Aim of the exercise: Each record that follows should be repeated exactly, minus any images.

Recorded information:
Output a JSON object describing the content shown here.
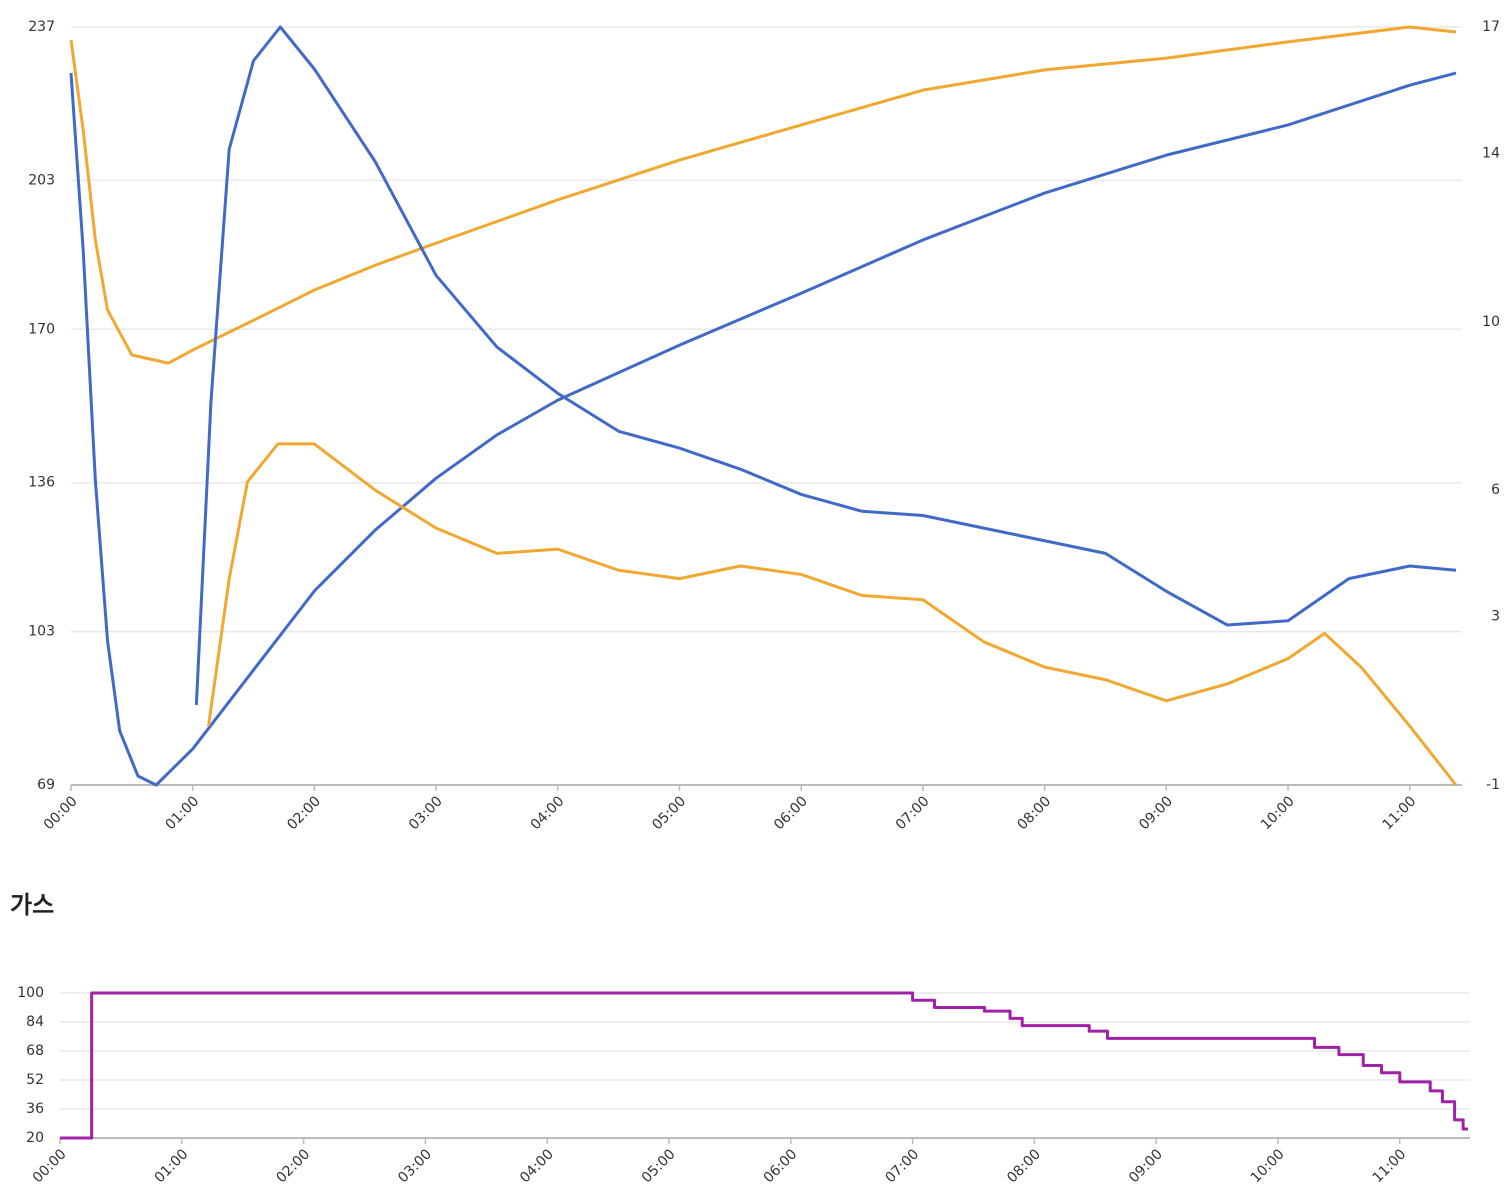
{
  "chart_data": [
    {
      "type": "line",
      "xlim": [
        0,
        11.38
      ],
      "xticks": [
        {
          "value": 0,
          "label": "00:00"
        },
        {
          "value": 1,
          "label": "01:00"
        },
        {
          "value": 2,
          "label": "02:00"
        },
        {
          "value": 3,
          "label": "03:00"
        },
        {
          "value": 4,
          "label": "04:00"
        },
        {
          "value": 5,
          "label": "05:00"
        },
        {
          "value": 6,
          "label": "06:00"
        },
        {
          "value": 7,
          "label": "07:00"
        },
        {
          "value": 8,
          "label": "08:00"
        },
        {
          "value": 9,
          "label": "09:00"
        },
        {
          "value": 10,
          "label": "10:00"
        },
        {
          "value": 11,
          "label": "11:00"
        }
      ],
      "ylim": [
        69,
        237
      ],
      "yticks": [
        69,
        103,
        136,
        170,
        203,
        237
      ],
      "y2lim": [
        -1,
        17
      ],
      "y2ticks": [
        -1,
        3,
        6,
        10,
        14,
        17
      ],
      "grid": true,
      "series": [
        {
          "color": "#4169c8",
          "x": [
            0,
            0.1,
            0.2,
            0.3,
            0.4,
            0.55,
            0.7,
            1,
            1.5,
            2,
            2.5,
            3,
            3.5,
            4,
            5,
            6,
            7,
            8,
            9,
            10,
            11,
            11.38
          ],
          "values": [
            226.8,
            187.6,
            136.6,
            101,
            81,
            71,
            69,
            77,
            94.5,
            112,
            125.5,
            137,
            146.6,
            154.3,
            166.5,
            178,
            189.8,
            200.2,
            208.6,
            215.3,
            224.1,
            226.8
          ]
        },
        {
          "color": "#f0a830",
          "x": [
            0,
            0.1,
            0.2,
            0.3,
            0.5,
            0.8,
            1,
            1.5,
            2,
            2.5,
            3,
            4,
            5,
            6,
            7,
            8,
            9,
            10,
            11,
            11.38
          ],
          "values": [
            234.1,
            214.2,
            189.8,
            174.3,
            164.3,
            162.5,
            165.4,
            172,
            178.7,
            184.2,
            189.1,
            198.7,
            207.5,
            215.3,
            223,
            227.5,
            230.1,
            233.7,
            237,
            235.9
          ]
        },
        {
          "color": "#4169c8",
          "axis": "y2",
          "x": [
            1.03,
            1.15,
            1.3,
            1.5,
            1.72,
            2,
            2.5,
            3,
            3.5,
            4,
            4.5,
            5,
            5.5,
            6,
            6.5,
            7,
            7.5,
            8,
            8.5,
            9,
            9.5,
            10,
            10.5,
            11,
            11.38
          ],
          "values": [
            0.9,
            8.1,
            14.1,
            16.2,
            17,
            16,
            13.8,
            11.1,
            9.4,
            8.3,
            7.4,
            7,
            6.5,
            5.9,
            5.5,
            5.4,
            5.1,
            4.8,
            4.5,
            3.6,
            2.8,
            2.9,
            3.9,
            4.2,
            4.1
          ]
        },
        {
          "color": "#f0a830",
          "axis": "y2",
          "x": [
            1.13,
            1.3,
            1.45,
            1.7,
            2,
            2.5,
            3,
            3.5,
            4,
            4.5,
            5,
            5.5,
            6,
            6.5,
            7,
            7.5,
            8,
            8.5,
            9,
            9.5,
            10,
            10.3,
            10.6,
            11,
            11.38
          ],
          "values": [
            0.4,
            3.9,
            6.2,
            7.1,
            7.1,
            6,
            5.1,
            4.5,
            4.6,
            4.1,
            3.9,
            4.2,
            4,
            3.5,
            3.4,
            2.4,
            1.8,
            1.5,
            1,
            1.4,
            2,
            2.6,
            1.8,
            0.4,
            -1
          ]
        }
      ]
    },
    {
      "type": "step",
      "title": "가스",
      "xlim": [
        0,
        11.56
      ],
      "xticks": [
        {
          "value": 0,
          "label": "00:00"
        },
        {
          "value": 1,
          "label": "01:00"
        },
        {
          "value": 2,
          "label": "02:00"
        },
        {
          "value": 3,
          "label": "03:00"
        },
        {
          "value": 4,
          "label": "04:00"
        },
        {
          "value": 5,
          "label": "05:00"
        },
        {
          "value": 6,
          "label": "06:00"
        },
        {
          "value": 7,
          "label": "07:00"
        },
        {
          "value": 8,
          "label": "08:00"
        },
        {
          "value": 9,
          "label": "09:00"
        },
        {
          "value": 10,
          "label": "10:00"
        },
        {
          "value": 11,
          "label": "11:00"
        }
      ],
      "ylim": [
        20,
        100
      ],
      "yticks": [
        20,
        36,
        52,
        68,
        84,
        100
      ],
      "grid": true,
      "series": [
        {
          "color": "#a020a8",
          "x": [
            0,
            0.26,
            7,
            7.18,
            7.59,
            7.8,
            7.9,
            8.45,
            8.6,
            10.3,
            10.5,
            10.7,
            10.85,
            11,
            11.25,
            11.35,
            11.45,
            11.52,
            11.56
          ],
          "values": [
            20,
            100,
            96,
            92,
            90,
            86,
            82,
            79,
            75,
            70,
            66,
            60,
            56,
            51,
            46,
            40,
            30,
            25,
            25
          ]
        }
      ]
    }
  ]
}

Result for this exercise:
Output a JSON object describing the content shown here.
{
  "chart_data": [
    {
      "type": "line",
      "xlim": [
        0,
        11.38
      ],
      "xticks": [
        {
          "value": 0,
          "label": "00:00"
        },
        {
          "value": 1,
          "label": "01:00"
        },
        {
          "value": 2,
          "label": "02:00"
        },
        {
          "value": 3,
          "label": "03:00"
        },
        {
          "value": 4,
          "label": "04:00"
        },
        {
          "value": 5,
          "label": "05:00"
        },
        {
          "value": 6,
          "label": "06:00"
        },
        {
          "value": 7,
          "label": "07:00"
        },
        {
          "value": 8,
          "label": "08:00"
        },
        {
          "value": 9,
          "label": "09:00"
        },
        {
          "value": 10,
          "label": "10:00"
        },
        {
          "value": 11,
          "label": "11:00"
        }
      ],
      "ylim": [
        69,
        237
      ],
      "yticks": [
        69,
        103,
        136,
        170,
        203,
        237
      ],
      "y2lim": [
        -1,
        17
      ],
      "y2ticks": [
        -1,
        3,
        6,
        10,
        14,
        17
      ],
      "grid": true,
      "series": [
        {
          "color": "#4169c8",
          "x": [
            0,
            0.1,
            0.2,
            0.3,
            0.4,
            0.55,
            0.7,
            1,
            1.5,
            2,
            2.5,
            3,
            3.5,
            4,
            5,
            6,
            7,
            8,
            9,
            10,
            11,
            11.38
          ],
          "values": [
            226.8,
            187.6,
            136.6,
            101,
            81,
            71,
            69,
            77,
            94.5,
            112,
            125.5,
            137,
            146.6,
            154.3,
            166.5,
            178,
            189.8,
            200.2,
            208.6,
            215.3,
            224.1,
            226.8
          ]
        },
        {
          "color": "#f0a830",
          "x": [
            0,
            0.1,
            0.2,
            0.3,
            0.5,
            0.8,
            1,
            1.5,
            2,
            2.5,
            3,
            4,
            5,
            6,
            7,
            8,
            9,
            10,
            11,
            11.38
          ],
          "values": [
            234.1,
            214.2,
            189.8,
            174.3,
            164.3,
            162.5,
            165.4,
            172,
            178.7,
            184.2,
            189.1,
            198.7,
            207.5,
            215.3,
            223,
            227.5,
            230.1,
            233.7,
            237,
            235.9
          ]
        },
        {
          "color": "#4169c8",
          "axis": "y2",
          "x": [
            1.03,
            1.15,
            1.3,
            1.5,
            1.72,
            2,
            2.5,
            3,
            3.5,
            4,
            4.5,
            5,
            5.5,
            6,
            6.5,
            7,
            7.5,
            8,
            8.5,
            9,
            9.5,
            10,
            10.5,
            11,
            11.38
          ],
          "values": [
            0.9,
            8.1,
            14.1,
            16.2,
            17,
            16,
            13.8,
            11.1,
            9.4,
            8.3,
            7.4,
            7,
            6.5,
            5.9,
            5.5,
            5.4,
            5.1,
            4.8,
            4.5,
            3.6,
            2.8,
            2.9,
            3.9,
            4.2,
            4.1
          ]
        },
        {
          "color": "#f0a830",
          "axis": "y2",
          "x": [
            1.13,
            1.3,
            1.45,
            1.7,
            2,
            2.5,
            3,
            3.5,
            4,
            4.5,
            5,
            5.5,
            6,
            6.5,
            7,
            7.5,
            8,
            8.5,
            9,
            9.5,
            10,
            10.3,
            10.6,
            11,
            11.38
          ],
          "values": [
            0.4,
            3.9,
            6.2,
            7.1,
            7.1,
            6,
            5.1,
            4.5,
            4.6,
            4.1,
            3.9,
            4.2,
            4,
            3.5,
            3.4,
            2.4,
            1.8,
            1.5,
            1,
            1.4,
            2,
            2.6,
            1.8,
            0.4,
            -1
          ]
        }
      ]
    },
    {
      "type": "step",
      "title": "가스",
      "xlim": [
        0,
        11.56
      ],
      "xticks": [
        {
          "value": 0,
          "label": "00:00"
        },
        {
          "value": 1,
          "label": "01:00"
        },
        {
          "value": 2,
          "label": "02:00"
        },
        {
          "value": 3,
          "label": "03:00"
        },
        {
          "value": 4,
          "label": "04:00"
        },
        {
          "value": 5,
          "label": "05:00"
        },
        {
          "value": 6,
          "label": "06:00"
        },
        {
          "value": 7,
          "label": "07:00"
        },
        {
          "value": 8,
          "label": "08:00"
        },
        {
          "value": 9,
          "label": "09:00"
        },
        {
          "value": 10,
          "label": "10:00"
        },
        {
          "value": 11,
          "label": "11:00"
        }
      ],
      "ylim": [
        20,
        100
      ],
      "yticks": [
        20,
        36,
        52,
        68,
        84,
        100
      ],
      "grid": true,
      "series": [
        {
          "color": "#a020a8",
          "x": [
            0,
            0.26,
            7,
            7.18,
            7.59,
            7.8,
            7.9,
            8.45,
            8.6,
            10.3,
            10.5,
            10.7,
            10.85,
            11,
            11.25,
            11.35,
            11.45,
            11.52,
            11.56
          ],
          "values": [
            20,
            100,
            96,
            92,
            90,
            86,
            82,
            79,
            75,
            70,
            66,
            60,
            56,
            51,
            46,
            40,
            30,
            25,
            25
          ]
        }
      ]
    }
  ]
}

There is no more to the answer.